Tally the lines that include "image". Output the number only.

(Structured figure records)
[BEGIN]
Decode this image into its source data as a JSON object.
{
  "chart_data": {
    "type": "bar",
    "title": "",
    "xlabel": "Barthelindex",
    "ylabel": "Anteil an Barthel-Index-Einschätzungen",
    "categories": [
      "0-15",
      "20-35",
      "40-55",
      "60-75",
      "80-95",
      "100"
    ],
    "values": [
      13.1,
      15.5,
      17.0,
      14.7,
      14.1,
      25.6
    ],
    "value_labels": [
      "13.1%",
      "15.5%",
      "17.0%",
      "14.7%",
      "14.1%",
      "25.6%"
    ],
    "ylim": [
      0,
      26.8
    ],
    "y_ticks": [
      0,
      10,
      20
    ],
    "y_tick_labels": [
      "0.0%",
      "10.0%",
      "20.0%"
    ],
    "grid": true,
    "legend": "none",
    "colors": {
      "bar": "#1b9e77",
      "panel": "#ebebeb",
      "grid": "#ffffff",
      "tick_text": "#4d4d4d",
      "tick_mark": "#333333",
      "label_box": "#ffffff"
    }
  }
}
[END]
[BEGIN]
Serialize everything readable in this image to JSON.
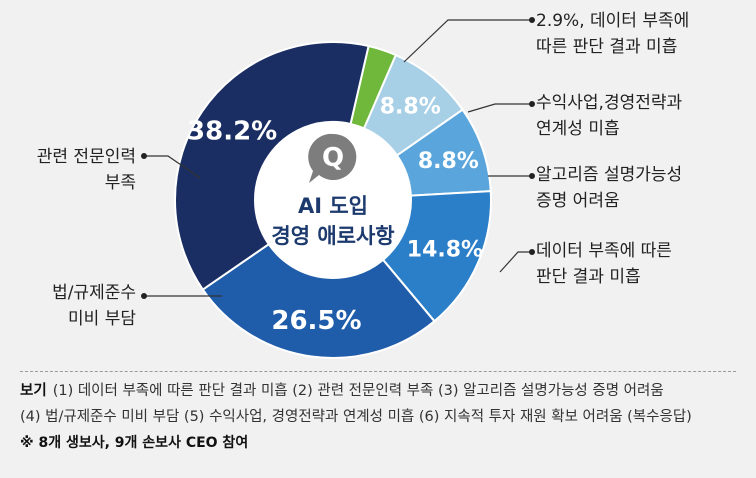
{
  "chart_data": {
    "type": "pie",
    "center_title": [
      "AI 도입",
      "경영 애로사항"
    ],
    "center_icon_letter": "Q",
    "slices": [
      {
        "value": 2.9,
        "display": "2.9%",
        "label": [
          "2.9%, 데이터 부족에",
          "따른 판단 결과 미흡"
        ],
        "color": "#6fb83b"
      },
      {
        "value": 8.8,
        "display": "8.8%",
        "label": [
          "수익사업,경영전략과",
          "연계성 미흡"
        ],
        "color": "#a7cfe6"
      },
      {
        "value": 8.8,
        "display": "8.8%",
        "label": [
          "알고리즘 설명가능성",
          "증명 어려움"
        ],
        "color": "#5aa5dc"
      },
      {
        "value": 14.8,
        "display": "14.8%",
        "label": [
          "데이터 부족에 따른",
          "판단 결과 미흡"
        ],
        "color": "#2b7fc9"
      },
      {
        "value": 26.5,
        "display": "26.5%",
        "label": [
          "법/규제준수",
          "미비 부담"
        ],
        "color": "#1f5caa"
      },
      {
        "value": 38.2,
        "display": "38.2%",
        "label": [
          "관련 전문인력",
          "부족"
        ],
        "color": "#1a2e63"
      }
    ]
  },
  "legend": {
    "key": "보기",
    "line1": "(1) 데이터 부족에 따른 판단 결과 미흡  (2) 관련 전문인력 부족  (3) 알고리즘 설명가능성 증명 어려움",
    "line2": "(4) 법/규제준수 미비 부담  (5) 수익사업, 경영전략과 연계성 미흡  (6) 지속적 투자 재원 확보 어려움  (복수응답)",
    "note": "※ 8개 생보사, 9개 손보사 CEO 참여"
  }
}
[END]
# TASK ANSWER:
2